== INPUT ==

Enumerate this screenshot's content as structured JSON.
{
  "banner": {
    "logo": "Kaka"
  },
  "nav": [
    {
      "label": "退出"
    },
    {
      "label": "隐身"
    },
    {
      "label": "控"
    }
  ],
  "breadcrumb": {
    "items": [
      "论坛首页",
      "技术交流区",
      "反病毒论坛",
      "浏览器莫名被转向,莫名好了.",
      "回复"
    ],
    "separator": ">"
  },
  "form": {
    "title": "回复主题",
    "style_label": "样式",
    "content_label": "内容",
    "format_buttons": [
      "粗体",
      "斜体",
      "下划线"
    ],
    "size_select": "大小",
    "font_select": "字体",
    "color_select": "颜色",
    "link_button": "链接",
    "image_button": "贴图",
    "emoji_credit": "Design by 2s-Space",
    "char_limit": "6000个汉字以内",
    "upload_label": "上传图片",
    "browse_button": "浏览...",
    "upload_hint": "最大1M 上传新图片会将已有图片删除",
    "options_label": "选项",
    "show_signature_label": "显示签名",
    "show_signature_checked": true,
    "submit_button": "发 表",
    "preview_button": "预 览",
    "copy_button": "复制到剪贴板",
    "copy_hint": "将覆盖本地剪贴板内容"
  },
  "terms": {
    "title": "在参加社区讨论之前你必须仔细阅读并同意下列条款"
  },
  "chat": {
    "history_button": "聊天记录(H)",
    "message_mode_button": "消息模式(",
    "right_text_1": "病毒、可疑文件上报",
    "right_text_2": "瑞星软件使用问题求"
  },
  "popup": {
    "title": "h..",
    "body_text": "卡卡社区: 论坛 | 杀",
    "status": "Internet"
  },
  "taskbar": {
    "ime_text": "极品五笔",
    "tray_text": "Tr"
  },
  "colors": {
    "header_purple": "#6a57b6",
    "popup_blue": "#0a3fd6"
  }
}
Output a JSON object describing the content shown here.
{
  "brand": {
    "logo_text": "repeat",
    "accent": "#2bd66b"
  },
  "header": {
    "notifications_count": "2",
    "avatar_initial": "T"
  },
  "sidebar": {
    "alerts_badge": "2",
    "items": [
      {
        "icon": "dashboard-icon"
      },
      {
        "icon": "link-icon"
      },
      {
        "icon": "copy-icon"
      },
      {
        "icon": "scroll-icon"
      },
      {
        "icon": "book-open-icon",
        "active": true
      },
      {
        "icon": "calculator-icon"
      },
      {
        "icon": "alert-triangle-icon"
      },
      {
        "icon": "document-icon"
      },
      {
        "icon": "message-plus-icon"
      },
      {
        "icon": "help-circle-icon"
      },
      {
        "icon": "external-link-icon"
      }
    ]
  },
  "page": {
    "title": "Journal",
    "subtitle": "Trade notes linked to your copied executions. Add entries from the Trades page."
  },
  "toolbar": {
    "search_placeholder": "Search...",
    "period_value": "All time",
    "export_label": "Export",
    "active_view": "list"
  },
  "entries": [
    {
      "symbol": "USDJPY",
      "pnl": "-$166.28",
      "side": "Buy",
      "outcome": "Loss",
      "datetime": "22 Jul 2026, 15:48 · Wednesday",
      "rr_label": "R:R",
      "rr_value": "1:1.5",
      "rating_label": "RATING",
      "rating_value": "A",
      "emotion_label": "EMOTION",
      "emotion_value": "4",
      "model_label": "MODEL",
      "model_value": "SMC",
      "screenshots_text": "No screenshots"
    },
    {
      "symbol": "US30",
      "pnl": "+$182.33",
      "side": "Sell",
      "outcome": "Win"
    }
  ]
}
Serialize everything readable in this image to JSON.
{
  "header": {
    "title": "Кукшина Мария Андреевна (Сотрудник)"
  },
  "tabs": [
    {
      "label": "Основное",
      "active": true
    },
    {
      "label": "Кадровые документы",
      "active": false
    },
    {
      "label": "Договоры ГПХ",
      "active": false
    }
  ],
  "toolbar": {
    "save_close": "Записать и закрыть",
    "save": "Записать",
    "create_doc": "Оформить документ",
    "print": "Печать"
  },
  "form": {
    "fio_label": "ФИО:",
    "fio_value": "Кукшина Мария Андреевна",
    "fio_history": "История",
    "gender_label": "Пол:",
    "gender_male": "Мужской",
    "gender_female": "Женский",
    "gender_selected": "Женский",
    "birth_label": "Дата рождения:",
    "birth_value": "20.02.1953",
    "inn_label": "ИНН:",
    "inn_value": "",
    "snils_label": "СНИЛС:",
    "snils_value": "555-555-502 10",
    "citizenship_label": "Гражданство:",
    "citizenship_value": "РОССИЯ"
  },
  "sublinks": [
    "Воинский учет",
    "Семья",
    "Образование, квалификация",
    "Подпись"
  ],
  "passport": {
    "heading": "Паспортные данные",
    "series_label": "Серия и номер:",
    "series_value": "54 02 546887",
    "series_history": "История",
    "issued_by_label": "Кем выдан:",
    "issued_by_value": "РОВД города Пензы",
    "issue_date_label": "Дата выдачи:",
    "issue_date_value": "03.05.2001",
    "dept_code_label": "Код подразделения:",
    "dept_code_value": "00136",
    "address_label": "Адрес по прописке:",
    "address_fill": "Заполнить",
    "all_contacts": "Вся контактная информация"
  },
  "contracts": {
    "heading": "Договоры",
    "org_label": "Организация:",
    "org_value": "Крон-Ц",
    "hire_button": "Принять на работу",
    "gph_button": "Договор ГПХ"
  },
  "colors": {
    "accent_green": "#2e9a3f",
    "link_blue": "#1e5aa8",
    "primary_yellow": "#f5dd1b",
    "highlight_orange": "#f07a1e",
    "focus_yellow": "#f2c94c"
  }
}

===

GOAL: Transcribe the material above word for word.

WORKED SOLUTION:
Enumerate this screenshot's content as structured JSON.
{
  "banner": {
    "logo": "Kaka"
  },
  "nav": [
    {
      "label": "退出"
    },
    {
      "label": "隐身"
    },
    {
      "label": "控"
    }
  ],
  "breadcrumb": {
    "items": [
      "论坛首页",
      "技术交流区",
      "反病毒论坛",
      "浏览器莫名被转向,莫名好了.",
      "回复"
    ],
    "separator": ">"
  },
  "form": {
    "title": "回复主题",
    "style_label": "样式",
    "content_label": "内容",
    "format_buttons": [
      "粗体",
      "斜体",
      "下划线"
    ],
    "size_select": "大小",
    "font_select": "字体",
    "color_select": "颜色",
    "link_button": "链接",
    "image_button": "贴图",
    "emoji_credit": "Design by 2s-Space",
    "char_limit": "6000个汉字以内",
    "upload_label": "上传图片",
    "browse_button": "浏览...",
    "upload_hint": "最大1M 上传新图片会将已有图片删除",
    "options_label": "选项",
    "show_signature_label": "显示签名",
    "show_signature_checked": true,
    "submit_button": "发 表",
    "preview_button": "预 览",
    "copy_button": "复制到剪贴板",
    "copy_hint": "将覆盖本地剪贴板内容"
  },
  "terms": {
    "title": "在参加社区讨论之前你必须仔细阅读并同意下列条款"
  },
  "chat": {
    "history_button": "聊天记录(H)",
    "message_mode_button": "消息模式(",
    "right_text_1": "病毒、可疑文件上报",
    "right_text_2": "瑞星软件使用问题求"
  },
  "popup": {
    "title": "h..",
    "body_text": "卡卡社区: 论坛 | 杀",
    "status": "Internet"
  },
  "taskbar": {
    "ime_text": "极品五笔",
    "tray_text": "Tr"
  },
  "colors": {
    "header_purple": "#6a57b6",
    "popup_blue": "#0a3fd6"
  }
}
Output a JSON object describing the content shown here.
{
  "brand": {
    "logo_text": "repeat",
    "accent": "#2bd66b"
  },
  "header": {
    "notifications_count": "2",
    "avatar_initial": "T"
  },
  "sidebar": {
    "alerts_badge": "2",
    "items": [
      {
        "icon": "dashboard-icon"
      },
      {
        "icon": "link-icon"
      },
      {
        "icon": "copy-icon"
      },
      {
        "icon": "scroll-icon"
      },
      {
        "icon": "book-open-icon",
        "active": true
      },
      {
        "icon": "calculator-icon"
      },
      {
        "icon": "alert-triangle-icon"
      },
      {
        "icon": "document-icon"
      },
      {
        "icon": "message-plus-icon"
      },
      {
        "icon": "help-circle-icon"
      },
      {
        "icon": "external-link-icon"
      }
    ]
  },
  "page": {
    "title": "Journal",
    "subtitle": "Trade notes linked to your copied executions. Add entries from the Trades page."
  },
  "toolbar": {
    "search_placeholder": "Search...",
    "period_value": "All time",
    "export_label": "Export",
    "active_view": "list"
  },
  "entries": [
    {
      "symbol": "USDJPY",
      "pnl": "-$166.28",
      "side": "Buy",
      "outcome": "Loss",
      "datetime": "22 Jul 2026, 15:48 · Wednesday",
      "rr_label": "R:R",
      "rr_value": "1:1.5",
      "rating_label": "RATING",
      "rating_value": "A",
      "emotion_label": "EMOTION",
      "emotion_value": "4",
      "model_label": "MODEL",
      "model_value": "SMC",
      "screenshots_text": "No screenshots"
    },
    {
      "symbol": "US30",
      "pnl": "+$182.33",
      "side": "Sell",
      "outcome": "Win"
    }
  ]
}
Serialize everything readable in this image to JSON.
{
  "header": {
    "title": "Кукшина Мария Андреевна (Сотрудник)"
  },
  "tabs": [
    {
      "label": "Основное",
      "active": true
    },
    {
      "label": "Кадровые документы",
      "active": false
    },
    {
      "label": "Договоры ГПХ",
      "active": false
    }
  ],
  "toolbar": {
    "save_close": "Записать и закрыть",
    "save": "Записать",
    "create_doc": "Оформить документ",
    "print": "Печать"
  },
  "form": {
    "fio_label": "ФИО:",
    "fio_value": "Кукшина Мария Андреевна",
    "fio_history": "История",
    "gender_label": "Пол:",
    "gender_male": "Мужской",
    "gender_female": "Женский",
    "gender_selected": "Женский",
    "birth_label": "Дата рождения:",
    "birth_value": "20.02.1953",
    "inn_label": "ИНН:",
    "inn_value": "",
    "snils_label": "СНИЛС:",
    "snils_value": "555-555-502 10",
    "citizenship_label": "Гражданство:",
    "citizenship_value": "РОССИЯ"
  },
  "sublinks": [
    "Воинский учет",
    "Семья",
    "Образование, квалификация",
    "Подпись"
  ],
  "passport": {
    "heading": "Паспортные данные",
    "series_label": "Серия и номер:",
    "series_value": "54 02 546887",
    "series_history": "История",
    "issued_by_label": "Кем выдан:",
    "issued_by_value": "РОВД города Пензы",
    "issue_date_label": "Дата выдачи:",
    "issue_date_value": "03.05.2001",
    "dept_code_label": "Код подразделения:",
    "dept_code_value": "00136",
    "address_label": "Адрес по прописке:",
    "address_fill": "Заполнить",
    "all_contacts": "Вся контактная информация"
  },
  "contracts": {
    "heading": "Договоры",
    "org_label": "Организация:",
    "org_value": "Крон-Ц",
    "hire_button": "Принять на работу",
    "gph_button": "Договор ГПХ"
  },
  "colors": {
    "accent_green": "#2e9a3f",
    "link_blue": "#1e5aa8",
    "primary_yellow": "#f5dd1b",
    "highlight_orange": "#f07a1e",
    "focus_yellow": "#f2c94c"
  }
}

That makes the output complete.